Eloquent Brain

The doctors pointed to areas on my dad’s MRI’s and called them eloquent. Eloquent, like the silence falling after a great orator has spoken a final word.

Doctors say brain matter is as soft as tofu, soft enough for a finger to leave an imprint. The cells of my father’s brain tumor descended from a lineage of cells shaped like stars. When cells are cancerous it means that they replicate with enthusiastic disregard for the body’s normal safety checks. Glioblastoma cells are also necrotizing, carnivorous cells that kill neighboring healthy tissue.

“Eloquent cortex is a term that refers to specific brain areas that directly controls function, thus damage to this area generally produces major focal neurological defects”.

Eloquent were the parts of my dad’s brain that executed voluntary motor movements, the parts concerned with walking, standing up from a chair, and kissing cheeks. They are the areas that are concerned with the production and reception of speech. To know words and speak them with our mouths. To understand the jumble of sounds coming to us on air waves as sentences. The areas that know how to make sense of signals coming from the retina, giving the ability to see. It is the eloquent cortex that also controls autonomic responses like breathing. 

These drawings are maps. They are a way of peering into unseen territories and marking them in an effort to understand an abstraction. A mapping of an x-ray of my twelve-year-old torso undergoing treatment for scoliosis, a severe curvature of the spine, or the imaging of my father’s brain tumor as it grew to overcome him. The drawings open up the body to be viewed through its interior, to be seen in its particular vulnerability. They mark the edge of a body, attempting to touch the physical boundaries of a being, in what feels like the pursuit of a ghost.

- Supplied material
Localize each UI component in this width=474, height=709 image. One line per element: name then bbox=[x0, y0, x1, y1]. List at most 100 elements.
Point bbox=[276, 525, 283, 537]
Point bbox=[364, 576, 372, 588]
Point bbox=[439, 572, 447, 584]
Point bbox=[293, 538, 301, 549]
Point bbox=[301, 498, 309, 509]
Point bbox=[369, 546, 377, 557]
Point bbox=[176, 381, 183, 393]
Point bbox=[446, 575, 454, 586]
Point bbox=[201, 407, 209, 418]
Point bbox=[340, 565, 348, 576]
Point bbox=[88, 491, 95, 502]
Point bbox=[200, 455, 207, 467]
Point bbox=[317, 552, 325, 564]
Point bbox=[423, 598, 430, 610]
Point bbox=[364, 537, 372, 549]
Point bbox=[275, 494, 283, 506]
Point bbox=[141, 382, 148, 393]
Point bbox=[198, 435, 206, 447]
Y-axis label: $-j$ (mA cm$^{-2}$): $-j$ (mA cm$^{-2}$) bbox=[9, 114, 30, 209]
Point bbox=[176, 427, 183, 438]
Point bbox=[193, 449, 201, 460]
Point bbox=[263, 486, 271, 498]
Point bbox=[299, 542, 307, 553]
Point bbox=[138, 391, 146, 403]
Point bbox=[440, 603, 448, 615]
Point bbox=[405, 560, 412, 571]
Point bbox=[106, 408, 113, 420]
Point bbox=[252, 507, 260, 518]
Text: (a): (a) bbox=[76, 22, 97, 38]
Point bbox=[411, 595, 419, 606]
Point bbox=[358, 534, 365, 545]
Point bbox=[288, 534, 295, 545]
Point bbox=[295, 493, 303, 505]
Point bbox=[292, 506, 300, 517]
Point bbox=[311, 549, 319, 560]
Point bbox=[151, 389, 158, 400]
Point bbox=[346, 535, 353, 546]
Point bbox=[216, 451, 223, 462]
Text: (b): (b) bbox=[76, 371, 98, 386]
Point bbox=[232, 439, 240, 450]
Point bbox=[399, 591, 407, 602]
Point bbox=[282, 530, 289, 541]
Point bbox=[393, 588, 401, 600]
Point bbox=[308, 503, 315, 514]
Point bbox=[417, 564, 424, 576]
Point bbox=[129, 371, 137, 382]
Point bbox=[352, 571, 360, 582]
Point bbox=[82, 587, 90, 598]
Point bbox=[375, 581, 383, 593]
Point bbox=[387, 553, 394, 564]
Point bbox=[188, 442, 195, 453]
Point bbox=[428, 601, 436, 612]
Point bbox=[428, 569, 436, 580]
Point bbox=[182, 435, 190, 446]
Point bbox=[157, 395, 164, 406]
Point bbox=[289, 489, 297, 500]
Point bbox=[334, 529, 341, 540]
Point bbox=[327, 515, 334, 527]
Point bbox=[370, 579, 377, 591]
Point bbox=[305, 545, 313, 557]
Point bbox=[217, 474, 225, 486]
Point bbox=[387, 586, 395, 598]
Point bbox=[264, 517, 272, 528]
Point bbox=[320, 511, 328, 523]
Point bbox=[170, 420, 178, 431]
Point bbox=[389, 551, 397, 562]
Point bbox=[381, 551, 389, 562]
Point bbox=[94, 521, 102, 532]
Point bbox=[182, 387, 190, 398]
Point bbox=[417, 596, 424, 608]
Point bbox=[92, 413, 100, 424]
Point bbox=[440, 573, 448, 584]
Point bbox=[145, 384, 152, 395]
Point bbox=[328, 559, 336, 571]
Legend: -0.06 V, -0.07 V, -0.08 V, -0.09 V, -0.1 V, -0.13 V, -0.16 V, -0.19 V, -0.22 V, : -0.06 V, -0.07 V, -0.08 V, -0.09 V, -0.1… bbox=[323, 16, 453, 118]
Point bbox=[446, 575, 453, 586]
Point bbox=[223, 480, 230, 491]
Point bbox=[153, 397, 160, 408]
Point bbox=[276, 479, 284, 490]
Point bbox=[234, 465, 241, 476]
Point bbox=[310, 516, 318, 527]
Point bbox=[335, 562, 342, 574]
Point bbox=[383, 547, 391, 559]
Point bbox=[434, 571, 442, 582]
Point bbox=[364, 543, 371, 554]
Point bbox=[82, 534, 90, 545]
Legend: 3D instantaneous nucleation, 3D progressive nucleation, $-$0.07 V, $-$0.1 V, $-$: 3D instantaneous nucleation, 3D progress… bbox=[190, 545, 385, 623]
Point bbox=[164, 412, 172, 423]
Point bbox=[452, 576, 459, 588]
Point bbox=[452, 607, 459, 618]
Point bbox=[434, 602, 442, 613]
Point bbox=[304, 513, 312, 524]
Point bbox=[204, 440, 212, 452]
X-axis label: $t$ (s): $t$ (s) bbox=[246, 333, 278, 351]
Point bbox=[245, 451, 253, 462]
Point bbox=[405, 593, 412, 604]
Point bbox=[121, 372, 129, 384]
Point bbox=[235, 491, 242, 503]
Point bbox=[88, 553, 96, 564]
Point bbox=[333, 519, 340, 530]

- Task item
Answer these questions from the Eloquent Brain text:
(a) According to doctors, what is brain matter as soft as?
(b) What autonomic response does the text say the eloquent cortex also controls?
(c) What was the twelve-year-old torso undergoing treatment for?
The listing above comes from a different source than the text.

- Output of the exercise
(a) Tofu
(b) Breathing
(c) Scoliosis, a severe curvature of the spine